Data excerpts:
☆ ☆ ☆
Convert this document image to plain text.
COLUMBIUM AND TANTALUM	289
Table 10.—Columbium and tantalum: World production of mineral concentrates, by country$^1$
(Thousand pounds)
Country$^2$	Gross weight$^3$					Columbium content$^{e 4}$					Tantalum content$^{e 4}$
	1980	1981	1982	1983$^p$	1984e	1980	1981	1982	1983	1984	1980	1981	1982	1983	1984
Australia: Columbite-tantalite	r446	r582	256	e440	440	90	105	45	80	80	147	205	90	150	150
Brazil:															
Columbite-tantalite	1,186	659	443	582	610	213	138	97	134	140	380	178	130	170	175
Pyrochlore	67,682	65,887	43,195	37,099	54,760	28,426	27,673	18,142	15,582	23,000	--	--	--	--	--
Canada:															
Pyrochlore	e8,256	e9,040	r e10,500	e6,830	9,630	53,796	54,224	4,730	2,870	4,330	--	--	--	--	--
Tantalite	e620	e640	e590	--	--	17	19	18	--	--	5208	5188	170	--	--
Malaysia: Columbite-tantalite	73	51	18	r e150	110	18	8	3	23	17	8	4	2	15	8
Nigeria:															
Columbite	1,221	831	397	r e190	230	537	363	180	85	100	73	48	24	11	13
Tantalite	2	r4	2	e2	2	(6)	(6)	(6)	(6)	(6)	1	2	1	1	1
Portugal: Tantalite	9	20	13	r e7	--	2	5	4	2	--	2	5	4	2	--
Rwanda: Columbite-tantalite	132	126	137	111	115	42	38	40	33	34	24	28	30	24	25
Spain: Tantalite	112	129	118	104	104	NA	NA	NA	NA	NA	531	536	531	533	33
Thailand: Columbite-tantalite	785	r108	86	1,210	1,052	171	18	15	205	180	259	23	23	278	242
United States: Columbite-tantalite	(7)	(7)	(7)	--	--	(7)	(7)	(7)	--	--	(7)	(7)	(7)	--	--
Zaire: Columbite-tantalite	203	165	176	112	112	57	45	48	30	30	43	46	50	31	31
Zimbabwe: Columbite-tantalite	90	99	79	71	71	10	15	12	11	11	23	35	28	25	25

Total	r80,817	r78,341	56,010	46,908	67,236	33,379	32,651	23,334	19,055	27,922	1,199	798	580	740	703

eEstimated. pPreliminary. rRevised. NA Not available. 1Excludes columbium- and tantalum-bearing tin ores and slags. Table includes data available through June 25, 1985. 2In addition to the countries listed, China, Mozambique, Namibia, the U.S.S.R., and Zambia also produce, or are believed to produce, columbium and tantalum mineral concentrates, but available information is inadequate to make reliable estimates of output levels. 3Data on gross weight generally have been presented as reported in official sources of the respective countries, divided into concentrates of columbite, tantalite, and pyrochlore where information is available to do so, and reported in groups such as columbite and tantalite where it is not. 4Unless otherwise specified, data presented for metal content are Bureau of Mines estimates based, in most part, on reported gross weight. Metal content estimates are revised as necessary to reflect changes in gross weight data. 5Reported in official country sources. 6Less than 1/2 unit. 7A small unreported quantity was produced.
☆ ☆ ☆
What this task involves: Print all of the entries again, exactly as written.

Answer for this exercise:
Convert this document image to plain text.
COLUMBIUM AND TANTALUM	289
Table 10.—Columbium and tantalum: World production of mineral concentrates, by country$^1$
(Thousand pounds)
Country$^2$	Gross weight$^3$					Columbium content$^{e 4}$					Tantalum content$^{e 4}$
	1980	1981	1982	1983$^p$	1984e	1980	1981	1982	1983	1984	1980	1981	1982	1983	1984
Australia: Columbite-tantalite	r446	r582	256	e440	440	90	105	45	80	80	147	205	90	150	150
Brazil:															
Columbite-tantalite	1,186	659	443	582	610	213	138	97	134	140	380	178	130	170	175
Pyrochlore	67,682	65,887	43,195	37,099	54,760	28,426	27,673	18,142	15,582	23,000	--	--	--	--	--
Canada:															
Pyrochlore	e8,256	e9,040	r e10,500	e6,830	9,630	53,796	54,224	4,730	2,870	4,330	--	--	--	--	--
Tantalite	e620	e640	e590	--	--	17	19	18	--	--	5208	5188	170	--	--
Malaysia: Columbite-tantalite	73	51	18	r e150	110	18	8	3	23	17	8	4	2	15	8
Nigeria:															
Columbite	1,221	831	397	r e190	230	537	363	180	85	100	73	48	24	11	13
Tantalite	2	r4	2	e2	2	(6)	(6)	(6)	(6)	(6)	1	2	1	1	1
Portugal: Tantalite	9	20	13	r e7	--	2	5	4	2	--	2	5	4	2	--
Rwanda: Columbite-tantalite	132	126	137	111	115	42	38	40	33	34	24	28	30	24	25
Spain: Tantalite	112	129	118	104	104	NA	NA	NA	NA	NA	531	536	531	533	33
Thailand: Columbite-tantalite	785	r108	86	1,210	1,052	171	18	15	205	180	259	23	23	278	242
United States: Columbite-tantalite	(7)	(7)	(7)	--	--	(7)	(7)	(7)	--	--	(7)	(7)	(7)	--	--
Zaire: Columbite-tantalite	203	165	176	112	112	57	45	48	30	30	43	46	50	31	31
Zimbabwe: Columbite-tantalite	90	99	79	71	71	10	15	12	11	11	23	35	28	25	25

Total	r80,817	r78,341	56,010	46,908	67,236	33,379	32,651	23,334	19,055	27,922	1,199	798	580	740	703

eEstimated. pPreliminary. rRevised. NA Not available. 1Excludes columbium- and tantalum-bearing tin ores and slags. Table includes data available through June 25, 1985. 2In addition to the countries listed, China, Mozambique, Namibia, the U.S.S.R., and Zambia also produce, or are believed to produce, columbium and tantalum mineral concentrates, but available information is inadequate to make reliable estimates of output levels. 3Data on gross weight generally have been presented as reported in official sources of the respective countries, divided into concentrates of columbite, tantalite, and pyrochlore where information is available to do so, and reported in groups such as columbite and tantalite where it is not. 4Unless otherwise specified, data presented for metal content are Bureau of Mines estimates based, in most part, on reported gross weight. Metal content estimates are revised as necessary to reflect changes in gross weight data. 5Reported in official country sources. 6Less than 1/2 unit. 7A small unreported quantity was produced.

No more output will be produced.